Records of where elements appear
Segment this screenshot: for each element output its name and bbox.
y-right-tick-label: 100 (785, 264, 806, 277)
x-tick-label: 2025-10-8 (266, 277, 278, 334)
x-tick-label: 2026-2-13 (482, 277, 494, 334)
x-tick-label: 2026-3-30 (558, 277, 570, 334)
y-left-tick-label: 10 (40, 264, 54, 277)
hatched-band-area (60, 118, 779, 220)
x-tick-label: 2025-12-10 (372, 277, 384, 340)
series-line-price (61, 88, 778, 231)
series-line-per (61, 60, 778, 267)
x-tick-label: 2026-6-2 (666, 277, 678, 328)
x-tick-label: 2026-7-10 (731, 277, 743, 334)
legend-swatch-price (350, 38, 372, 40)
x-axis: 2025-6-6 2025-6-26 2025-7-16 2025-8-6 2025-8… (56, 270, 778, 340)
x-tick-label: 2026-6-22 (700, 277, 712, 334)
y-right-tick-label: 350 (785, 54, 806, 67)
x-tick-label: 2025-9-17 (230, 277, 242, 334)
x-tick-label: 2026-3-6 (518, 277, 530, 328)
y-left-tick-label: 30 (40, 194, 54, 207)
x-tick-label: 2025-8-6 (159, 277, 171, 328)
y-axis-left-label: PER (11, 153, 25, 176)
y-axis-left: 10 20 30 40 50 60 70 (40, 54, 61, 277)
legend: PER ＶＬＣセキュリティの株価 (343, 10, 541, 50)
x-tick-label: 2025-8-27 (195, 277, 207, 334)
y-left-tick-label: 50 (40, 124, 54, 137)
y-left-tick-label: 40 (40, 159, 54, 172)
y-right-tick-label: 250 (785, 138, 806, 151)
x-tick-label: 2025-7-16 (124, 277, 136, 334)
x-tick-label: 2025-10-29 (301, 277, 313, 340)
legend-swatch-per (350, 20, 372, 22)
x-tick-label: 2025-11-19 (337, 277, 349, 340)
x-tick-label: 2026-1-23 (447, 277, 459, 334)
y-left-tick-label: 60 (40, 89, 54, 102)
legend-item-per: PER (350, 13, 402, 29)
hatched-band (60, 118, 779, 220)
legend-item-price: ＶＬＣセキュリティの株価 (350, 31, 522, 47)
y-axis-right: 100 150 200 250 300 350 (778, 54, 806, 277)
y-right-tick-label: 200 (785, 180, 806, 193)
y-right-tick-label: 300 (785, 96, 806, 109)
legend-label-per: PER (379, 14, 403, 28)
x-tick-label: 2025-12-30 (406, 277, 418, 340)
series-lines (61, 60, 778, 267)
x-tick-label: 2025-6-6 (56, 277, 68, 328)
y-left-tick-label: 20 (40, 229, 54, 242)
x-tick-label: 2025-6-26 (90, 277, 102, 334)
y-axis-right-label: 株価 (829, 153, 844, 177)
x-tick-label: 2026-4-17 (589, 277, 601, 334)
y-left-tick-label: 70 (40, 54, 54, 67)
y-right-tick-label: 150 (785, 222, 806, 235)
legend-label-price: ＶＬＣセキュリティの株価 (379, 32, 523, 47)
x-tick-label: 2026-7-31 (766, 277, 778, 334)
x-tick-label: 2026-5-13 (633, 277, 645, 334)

● Written problem
Find every line in the material above that contains the string "left" and copy each of those lines.

● Output below
y-left-tick-label: 10 (40, 264, 54, 277)
y-left-tick-label: 30 (40, 194, 54, 207)
y-axis-left-label: PER (11, 153, 25, 176)
y-axis-left: 10 20 30 40 50 60 70 (40, 54, 61, 277)
y-left-tick-label: 50 (40, 124, 54, 137)
y-left-tick-label: 40 (40, 159, 54, 172)
y-left-tick-label: 60 (40, 89, 54, 102)
y-left-tick-label: 20 (40, 229, 54, 242)
y-left-tick-label: 70 (40, 54, 54, 67)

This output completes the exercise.